## Problem to solve:
Filter for the word "watching" and keep each matching line.
○ ○ ○ ○
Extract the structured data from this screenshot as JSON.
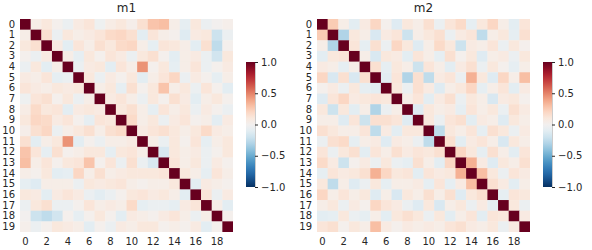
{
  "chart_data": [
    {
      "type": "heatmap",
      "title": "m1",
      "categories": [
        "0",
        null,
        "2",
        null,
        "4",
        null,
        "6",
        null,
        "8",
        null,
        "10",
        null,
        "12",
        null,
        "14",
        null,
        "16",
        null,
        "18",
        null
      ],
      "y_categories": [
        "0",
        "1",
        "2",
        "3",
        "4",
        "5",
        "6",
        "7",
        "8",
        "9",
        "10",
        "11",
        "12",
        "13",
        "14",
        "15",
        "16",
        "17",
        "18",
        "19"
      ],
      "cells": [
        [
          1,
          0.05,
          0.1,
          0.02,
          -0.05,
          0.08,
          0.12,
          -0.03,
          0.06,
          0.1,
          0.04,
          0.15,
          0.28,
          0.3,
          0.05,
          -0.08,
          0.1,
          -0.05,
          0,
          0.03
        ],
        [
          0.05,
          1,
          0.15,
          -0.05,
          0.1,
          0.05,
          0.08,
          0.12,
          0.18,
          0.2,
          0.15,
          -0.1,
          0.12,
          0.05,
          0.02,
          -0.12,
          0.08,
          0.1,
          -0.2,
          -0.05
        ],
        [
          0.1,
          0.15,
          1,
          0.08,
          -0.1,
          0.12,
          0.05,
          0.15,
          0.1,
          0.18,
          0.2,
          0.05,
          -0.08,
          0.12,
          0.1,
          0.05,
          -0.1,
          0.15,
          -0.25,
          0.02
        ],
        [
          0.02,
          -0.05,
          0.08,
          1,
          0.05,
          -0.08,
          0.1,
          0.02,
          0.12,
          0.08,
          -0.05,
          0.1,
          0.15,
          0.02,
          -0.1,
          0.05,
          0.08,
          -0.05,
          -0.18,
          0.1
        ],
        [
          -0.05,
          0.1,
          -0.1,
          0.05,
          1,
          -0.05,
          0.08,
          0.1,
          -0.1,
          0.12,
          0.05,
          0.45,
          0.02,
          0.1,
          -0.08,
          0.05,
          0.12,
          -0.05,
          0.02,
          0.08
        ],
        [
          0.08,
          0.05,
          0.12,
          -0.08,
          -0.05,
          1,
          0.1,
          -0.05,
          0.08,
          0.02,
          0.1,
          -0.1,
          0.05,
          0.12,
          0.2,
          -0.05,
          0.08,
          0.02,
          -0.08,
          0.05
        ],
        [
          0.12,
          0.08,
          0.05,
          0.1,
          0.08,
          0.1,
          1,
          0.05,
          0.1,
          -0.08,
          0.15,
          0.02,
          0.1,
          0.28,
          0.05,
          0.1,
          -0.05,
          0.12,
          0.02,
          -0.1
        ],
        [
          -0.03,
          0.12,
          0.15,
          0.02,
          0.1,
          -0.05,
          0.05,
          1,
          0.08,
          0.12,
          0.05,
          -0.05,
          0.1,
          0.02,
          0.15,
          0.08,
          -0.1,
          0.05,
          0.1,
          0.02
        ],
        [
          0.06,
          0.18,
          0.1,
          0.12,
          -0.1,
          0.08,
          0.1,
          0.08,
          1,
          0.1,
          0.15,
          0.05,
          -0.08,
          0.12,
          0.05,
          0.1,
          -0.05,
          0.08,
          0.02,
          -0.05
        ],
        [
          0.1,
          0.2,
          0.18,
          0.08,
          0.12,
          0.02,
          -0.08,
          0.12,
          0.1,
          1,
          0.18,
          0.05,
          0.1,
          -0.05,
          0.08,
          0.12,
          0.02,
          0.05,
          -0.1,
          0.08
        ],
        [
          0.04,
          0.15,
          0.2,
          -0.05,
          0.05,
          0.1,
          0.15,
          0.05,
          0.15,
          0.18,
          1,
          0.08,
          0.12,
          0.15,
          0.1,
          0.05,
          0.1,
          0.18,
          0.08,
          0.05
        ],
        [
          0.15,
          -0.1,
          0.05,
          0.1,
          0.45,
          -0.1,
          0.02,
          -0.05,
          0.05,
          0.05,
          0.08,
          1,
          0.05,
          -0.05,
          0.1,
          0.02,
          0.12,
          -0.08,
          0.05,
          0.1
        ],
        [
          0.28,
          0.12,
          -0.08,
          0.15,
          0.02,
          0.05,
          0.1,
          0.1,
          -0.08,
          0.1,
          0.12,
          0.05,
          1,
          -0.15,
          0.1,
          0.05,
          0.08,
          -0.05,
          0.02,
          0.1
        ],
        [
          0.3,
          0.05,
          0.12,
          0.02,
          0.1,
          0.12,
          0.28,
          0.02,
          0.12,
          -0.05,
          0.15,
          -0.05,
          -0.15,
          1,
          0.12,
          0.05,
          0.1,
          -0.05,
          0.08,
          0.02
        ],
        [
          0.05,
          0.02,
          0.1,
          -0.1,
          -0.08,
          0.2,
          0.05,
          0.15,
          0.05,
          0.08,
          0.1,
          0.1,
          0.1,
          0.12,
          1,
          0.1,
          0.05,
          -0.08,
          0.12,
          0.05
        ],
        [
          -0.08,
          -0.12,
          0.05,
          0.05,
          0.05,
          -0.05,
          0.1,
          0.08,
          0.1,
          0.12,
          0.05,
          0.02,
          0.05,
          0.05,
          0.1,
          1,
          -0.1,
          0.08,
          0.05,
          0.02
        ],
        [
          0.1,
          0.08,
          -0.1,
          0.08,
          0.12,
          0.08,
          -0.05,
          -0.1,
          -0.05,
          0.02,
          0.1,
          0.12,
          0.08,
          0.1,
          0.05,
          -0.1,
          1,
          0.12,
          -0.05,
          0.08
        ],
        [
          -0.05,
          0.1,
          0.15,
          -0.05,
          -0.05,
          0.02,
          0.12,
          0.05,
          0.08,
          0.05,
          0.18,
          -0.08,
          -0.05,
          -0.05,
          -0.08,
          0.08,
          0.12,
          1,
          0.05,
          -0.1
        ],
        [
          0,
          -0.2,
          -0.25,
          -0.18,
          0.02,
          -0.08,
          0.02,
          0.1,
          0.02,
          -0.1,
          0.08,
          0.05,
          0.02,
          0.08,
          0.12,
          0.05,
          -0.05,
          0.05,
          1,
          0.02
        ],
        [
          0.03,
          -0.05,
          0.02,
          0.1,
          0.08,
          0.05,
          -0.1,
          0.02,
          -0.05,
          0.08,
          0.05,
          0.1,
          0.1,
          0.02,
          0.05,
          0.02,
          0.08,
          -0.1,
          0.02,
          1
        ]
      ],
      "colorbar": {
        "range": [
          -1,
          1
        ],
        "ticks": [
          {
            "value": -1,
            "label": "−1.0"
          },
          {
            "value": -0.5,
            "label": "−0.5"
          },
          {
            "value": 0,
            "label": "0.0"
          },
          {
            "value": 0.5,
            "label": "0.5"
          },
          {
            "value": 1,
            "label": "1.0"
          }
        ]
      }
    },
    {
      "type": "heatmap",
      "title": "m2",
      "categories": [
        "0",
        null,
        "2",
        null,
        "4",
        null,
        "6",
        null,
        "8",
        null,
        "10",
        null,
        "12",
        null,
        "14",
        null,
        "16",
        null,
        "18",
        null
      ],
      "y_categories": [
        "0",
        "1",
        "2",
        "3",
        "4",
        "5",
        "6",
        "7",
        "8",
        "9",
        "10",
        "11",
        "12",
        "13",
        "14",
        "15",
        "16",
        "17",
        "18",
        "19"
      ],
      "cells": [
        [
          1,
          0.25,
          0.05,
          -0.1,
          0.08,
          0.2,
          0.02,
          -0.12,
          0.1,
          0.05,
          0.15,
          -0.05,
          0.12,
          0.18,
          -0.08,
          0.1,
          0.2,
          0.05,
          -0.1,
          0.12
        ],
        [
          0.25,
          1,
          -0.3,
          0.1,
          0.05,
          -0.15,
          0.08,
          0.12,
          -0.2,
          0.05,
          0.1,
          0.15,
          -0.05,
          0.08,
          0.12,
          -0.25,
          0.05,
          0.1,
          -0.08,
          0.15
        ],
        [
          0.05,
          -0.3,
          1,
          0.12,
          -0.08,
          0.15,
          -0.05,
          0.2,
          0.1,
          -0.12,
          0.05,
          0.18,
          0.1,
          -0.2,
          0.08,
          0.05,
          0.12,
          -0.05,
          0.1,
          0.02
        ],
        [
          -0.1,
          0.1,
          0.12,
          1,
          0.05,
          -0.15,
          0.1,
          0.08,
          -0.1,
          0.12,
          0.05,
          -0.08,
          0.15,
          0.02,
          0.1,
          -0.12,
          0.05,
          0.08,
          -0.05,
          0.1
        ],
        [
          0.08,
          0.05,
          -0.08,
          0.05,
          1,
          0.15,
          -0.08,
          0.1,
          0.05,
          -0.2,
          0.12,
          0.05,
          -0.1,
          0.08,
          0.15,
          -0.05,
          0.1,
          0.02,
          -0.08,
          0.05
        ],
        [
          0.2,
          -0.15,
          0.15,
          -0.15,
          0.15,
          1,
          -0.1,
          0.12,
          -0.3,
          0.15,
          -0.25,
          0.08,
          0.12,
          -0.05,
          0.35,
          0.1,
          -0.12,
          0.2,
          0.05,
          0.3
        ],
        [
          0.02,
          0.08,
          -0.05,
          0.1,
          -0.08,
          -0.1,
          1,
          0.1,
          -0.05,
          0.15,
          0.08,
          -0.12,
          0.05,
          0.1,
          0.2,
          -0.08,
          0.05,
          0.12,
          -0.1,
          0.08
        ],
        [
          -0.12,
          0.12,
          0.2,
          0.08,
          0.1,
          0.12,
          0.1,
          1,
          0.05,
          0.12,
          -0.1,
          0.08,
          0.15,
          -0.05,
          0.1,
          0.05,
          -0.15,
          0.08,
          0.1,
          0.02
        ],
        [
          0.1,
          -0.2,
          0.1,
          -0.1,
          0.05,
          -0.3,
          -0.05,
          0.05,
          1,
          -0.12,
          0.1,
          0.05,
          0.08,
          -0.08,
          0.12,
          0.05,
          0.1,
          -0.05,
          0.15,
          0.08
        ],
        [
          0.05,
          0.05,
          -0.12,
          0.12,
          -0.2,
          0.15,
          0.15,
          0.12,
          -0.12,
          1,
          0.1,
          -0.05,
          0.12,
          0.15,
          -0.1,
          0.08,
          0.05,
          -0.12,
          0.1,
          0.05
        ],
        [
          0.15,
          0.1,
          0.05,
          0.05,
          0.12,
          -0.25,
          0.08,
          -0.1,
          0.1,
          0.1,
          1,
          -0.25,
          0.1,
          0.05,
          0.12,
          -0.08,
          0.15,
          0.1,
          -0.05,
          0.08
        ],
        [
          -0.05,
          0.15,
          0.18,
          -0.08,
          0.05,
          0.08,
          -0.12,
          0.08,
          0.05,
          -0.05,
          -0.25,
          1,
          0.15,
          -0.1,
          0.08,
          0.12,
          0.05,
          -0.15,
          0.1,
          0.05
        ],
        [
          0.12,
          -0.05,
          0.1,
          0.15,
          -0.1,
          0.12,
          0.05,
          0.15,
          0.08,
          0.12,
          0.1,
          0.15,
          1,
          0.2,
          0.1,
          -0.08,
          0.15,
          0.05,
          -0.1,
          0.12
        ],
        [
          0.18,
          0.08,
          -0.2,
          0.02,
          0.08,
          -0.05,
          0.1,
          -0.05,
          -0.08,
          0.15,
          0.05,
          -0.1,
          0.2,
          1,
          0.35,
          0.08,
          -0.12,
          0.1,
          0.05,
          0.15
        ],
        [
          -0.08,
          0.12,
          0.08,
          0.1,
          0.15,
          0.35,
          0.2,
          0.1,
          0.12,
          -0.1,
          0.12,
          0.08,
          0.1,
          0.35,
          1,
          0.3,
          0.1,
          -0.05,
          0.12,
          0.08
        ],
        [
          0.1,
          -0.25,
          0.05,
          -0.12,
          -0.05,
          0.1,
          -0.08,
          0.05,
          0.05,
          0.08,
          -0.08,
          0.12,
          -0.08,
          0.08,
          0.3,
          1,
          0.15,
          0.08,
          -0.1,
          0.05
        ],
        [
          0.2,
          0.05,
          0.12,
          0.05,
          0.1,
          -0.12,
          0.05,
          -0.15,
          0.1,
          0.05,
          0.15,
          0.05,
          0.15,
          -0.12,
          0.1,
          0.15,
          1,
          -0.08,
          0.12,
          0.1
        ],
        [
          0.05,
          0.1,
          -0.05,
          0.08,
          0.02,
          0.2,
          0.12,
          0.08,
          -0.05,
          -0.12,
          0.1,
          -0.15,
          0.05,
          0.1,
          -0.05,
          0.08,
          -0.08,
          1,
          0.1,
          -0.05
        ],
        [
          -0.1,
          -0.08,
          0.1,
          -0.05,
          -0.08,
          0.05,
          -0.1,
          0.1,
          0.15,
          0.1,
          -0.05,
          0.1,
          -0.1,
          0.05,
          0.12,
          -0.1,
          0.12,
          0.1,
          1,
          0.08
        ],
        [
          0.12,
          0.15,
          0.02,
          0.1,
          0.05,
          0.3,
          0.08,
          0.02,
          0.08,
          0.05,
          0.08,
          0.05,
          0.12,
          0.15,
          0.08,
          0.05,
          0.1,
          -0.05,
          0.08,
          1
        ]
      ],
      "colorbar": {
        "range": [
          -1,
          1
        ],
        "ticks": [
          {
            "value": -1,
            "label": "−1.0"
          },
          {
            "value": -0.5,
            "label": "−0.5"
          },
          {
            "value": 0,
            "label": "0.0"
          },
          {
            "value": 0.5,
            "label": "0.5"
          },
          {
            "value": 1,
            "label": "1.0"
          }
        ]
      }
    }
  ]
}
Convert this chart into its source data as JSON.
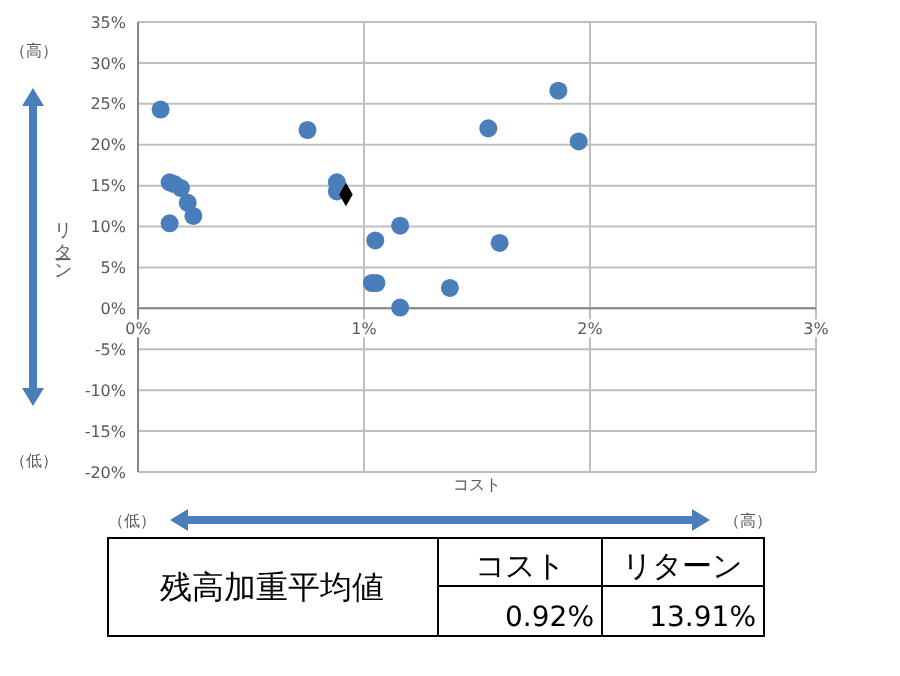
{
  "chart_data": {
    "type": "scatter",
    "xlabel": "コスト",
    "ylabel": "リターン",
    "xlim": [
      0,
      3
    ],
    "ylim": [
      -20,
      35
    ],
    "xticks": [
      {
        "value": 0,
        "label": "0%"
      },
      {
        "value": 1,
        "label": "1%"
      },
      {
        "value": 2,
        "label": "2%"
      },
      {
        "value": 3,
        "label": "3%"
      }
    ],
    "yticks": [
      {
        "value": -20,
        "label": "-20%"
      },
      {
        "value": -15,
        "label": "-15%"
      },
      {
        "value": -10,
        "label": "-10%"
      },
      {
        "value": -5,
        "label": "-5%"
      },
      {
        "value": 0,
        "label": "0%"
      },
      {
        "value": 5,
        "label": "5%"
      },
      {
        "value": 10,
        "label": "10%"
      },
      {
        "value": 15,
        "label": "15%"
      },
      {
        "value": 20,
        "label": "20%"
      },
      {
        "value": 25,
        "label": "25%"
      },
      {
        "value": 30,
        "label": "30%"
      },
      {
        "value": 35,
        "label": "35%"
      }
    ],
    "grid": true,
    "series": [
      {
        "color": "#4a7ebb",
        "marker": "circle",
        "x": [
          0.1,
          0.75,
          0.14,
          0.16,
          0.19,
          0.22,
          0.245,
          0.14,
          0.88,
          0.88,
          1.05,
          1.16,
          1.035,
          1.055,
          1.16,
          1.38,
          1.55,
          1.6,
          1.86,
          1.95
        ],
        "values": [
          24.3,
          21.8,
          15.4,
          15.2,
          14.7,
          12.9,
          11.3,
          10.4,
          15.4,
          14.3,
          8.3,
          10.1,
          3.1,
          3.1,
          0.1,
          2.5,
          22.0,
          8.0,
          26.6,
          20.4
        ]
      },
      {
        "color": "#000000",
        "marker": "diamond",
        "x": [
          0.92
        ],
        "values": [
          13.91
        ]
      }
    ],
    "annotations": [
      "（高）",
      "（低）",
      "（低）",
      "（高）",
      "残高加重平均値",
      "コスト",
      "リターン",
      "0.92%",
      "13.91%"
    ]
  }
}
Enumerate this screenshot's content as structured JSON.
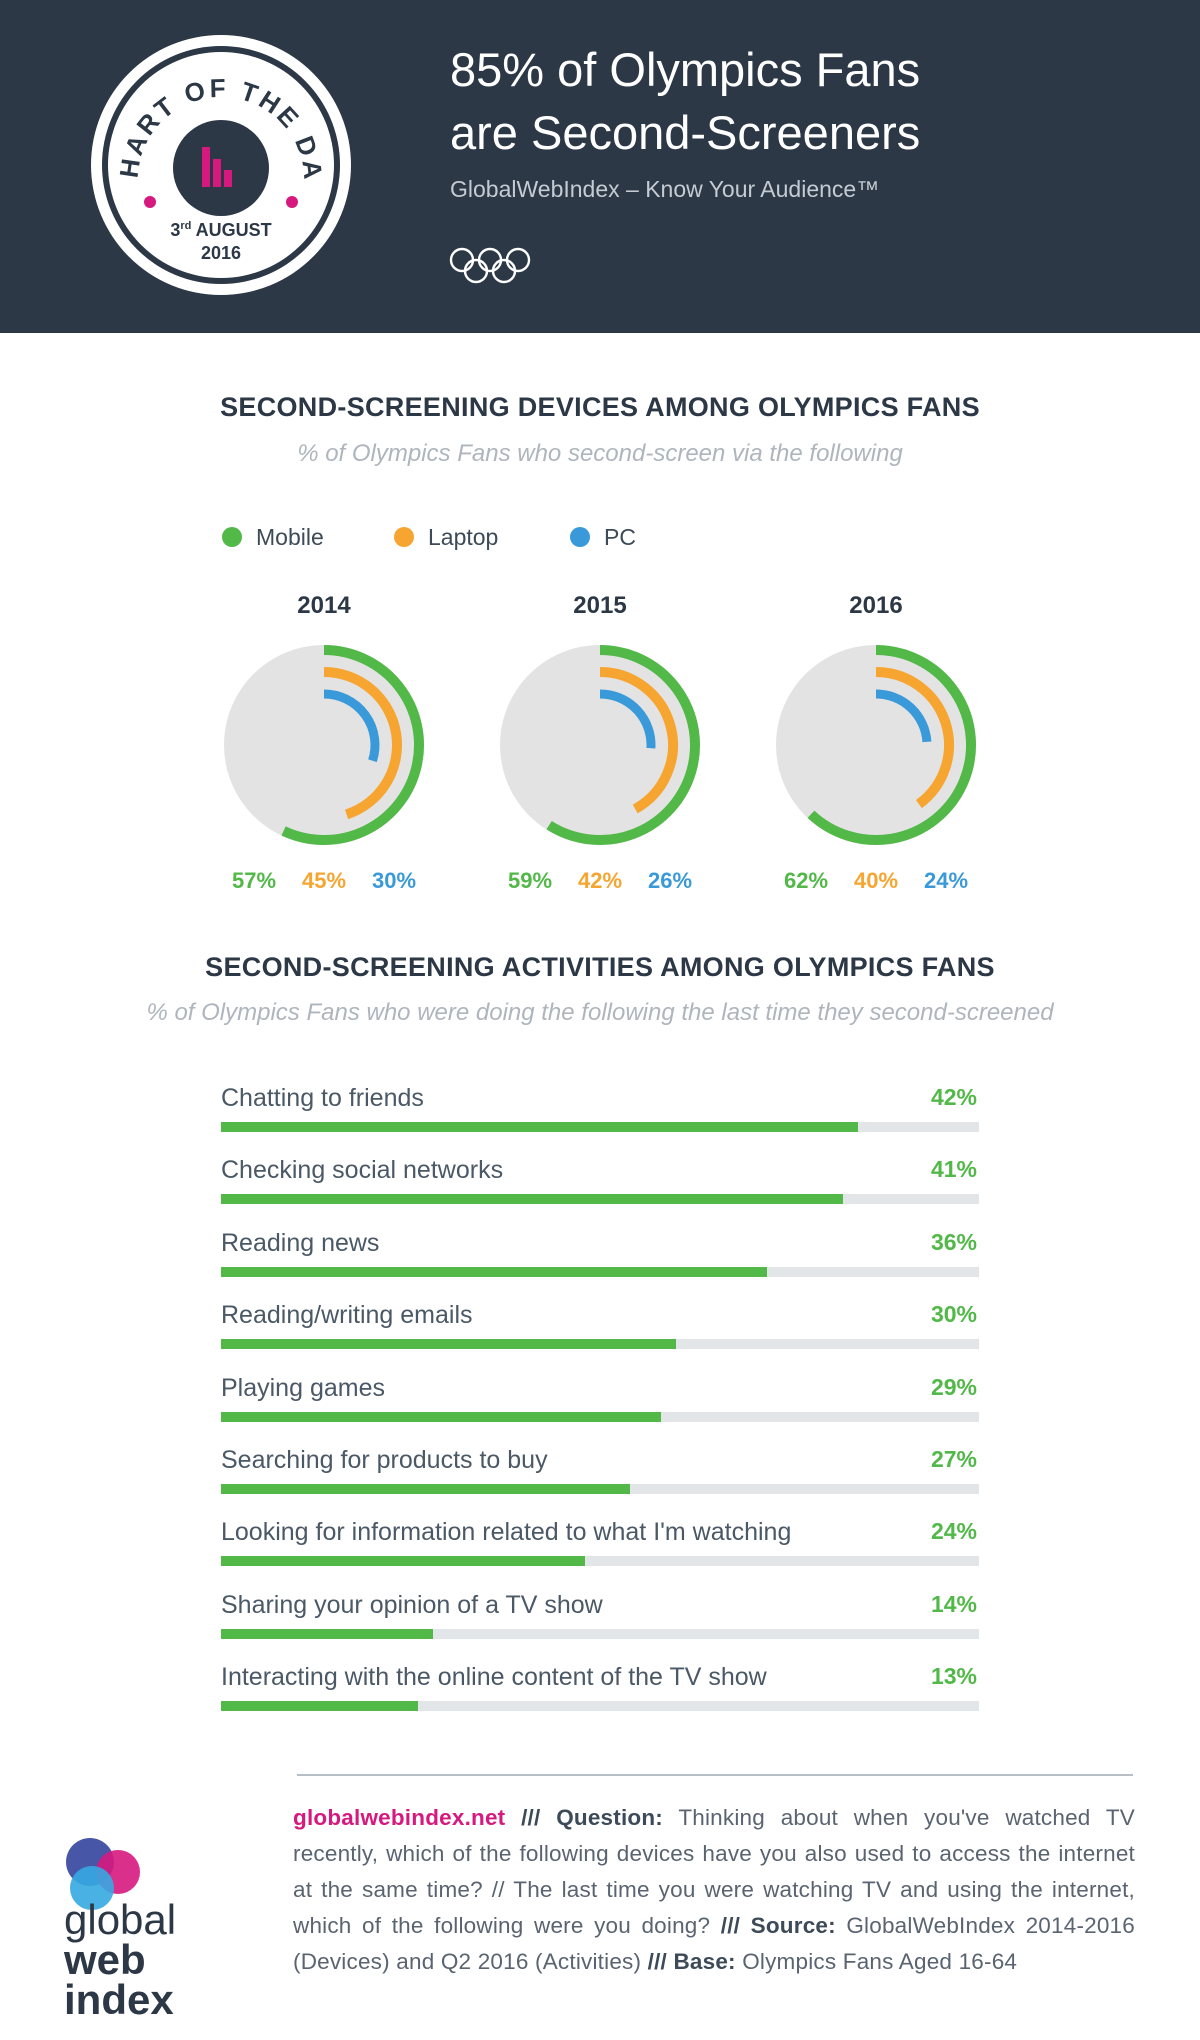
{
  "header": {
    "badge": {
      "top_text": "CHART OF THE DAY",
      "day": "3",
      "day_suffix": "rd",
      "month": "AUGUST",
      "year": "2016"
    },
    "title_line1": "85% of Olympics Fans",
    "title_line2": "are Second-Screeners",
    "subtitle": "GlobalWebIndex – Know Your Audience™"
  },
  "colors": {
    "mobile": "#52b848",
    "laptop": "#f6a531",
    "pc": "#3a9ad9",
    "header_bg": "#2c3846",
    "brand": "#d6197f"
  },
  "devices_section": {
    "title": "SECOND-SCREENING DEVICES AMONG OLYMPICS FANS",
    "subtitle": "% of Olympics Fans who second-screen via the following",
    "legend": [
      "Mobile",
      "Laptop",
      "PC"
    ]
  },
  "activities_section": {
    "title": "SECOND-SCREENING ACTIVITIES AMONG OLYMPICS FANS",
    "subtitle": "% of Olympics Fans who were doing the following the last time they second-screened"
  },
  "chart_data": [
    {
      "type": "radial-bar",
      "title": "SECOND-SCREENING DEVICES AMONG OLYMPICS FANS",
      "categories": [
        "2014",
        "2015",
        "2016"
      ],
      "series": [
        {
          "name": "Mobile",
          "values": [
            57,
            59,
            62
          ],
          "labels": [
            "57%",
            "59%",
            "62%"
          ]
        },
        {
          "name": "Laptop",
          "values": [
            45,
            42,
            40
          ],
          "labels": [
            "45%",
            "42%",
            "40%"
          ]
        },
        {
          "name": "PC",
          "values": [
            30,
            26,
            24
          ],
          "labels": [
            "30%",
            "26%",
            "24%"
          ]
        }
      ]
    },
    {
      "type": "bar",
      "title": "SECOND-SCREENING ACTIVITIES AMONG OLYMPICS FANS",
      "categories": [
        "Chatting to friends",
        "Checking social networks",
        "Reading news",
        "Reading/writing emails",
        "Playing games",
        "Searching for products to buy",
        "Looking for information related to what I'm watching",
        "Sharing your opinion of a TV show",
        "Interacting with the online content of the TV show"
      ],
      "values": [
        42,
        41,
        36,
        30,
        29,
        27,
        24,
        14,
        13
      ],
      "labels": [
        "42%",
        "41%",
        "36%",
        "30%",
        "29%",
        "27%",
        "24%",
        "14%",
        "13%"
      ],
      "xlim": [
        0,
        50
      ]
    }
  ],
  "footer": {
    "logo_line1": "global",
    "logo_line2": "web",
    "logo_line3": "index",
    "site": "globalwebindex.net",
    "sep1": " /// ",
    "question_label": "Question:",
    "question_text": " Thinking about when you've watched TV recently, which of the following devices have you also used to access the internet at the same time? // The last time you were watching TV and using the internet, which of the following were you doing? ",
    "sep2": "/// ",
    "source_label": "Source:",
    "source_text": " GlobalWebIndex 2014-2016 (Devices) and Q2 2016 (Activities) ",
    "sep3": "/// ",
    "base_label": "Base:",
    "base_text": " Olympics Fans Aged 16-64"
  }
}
○ ○ ○ ○
## Task solution:
        "Looking for information related to what I'm watching",
    "question_text": " Thinking about when you've watched TV recently, which of the following devices have you also used to access the internet at the same time? // The last time you were watching TV and using the internet, which of the following were you doing? ",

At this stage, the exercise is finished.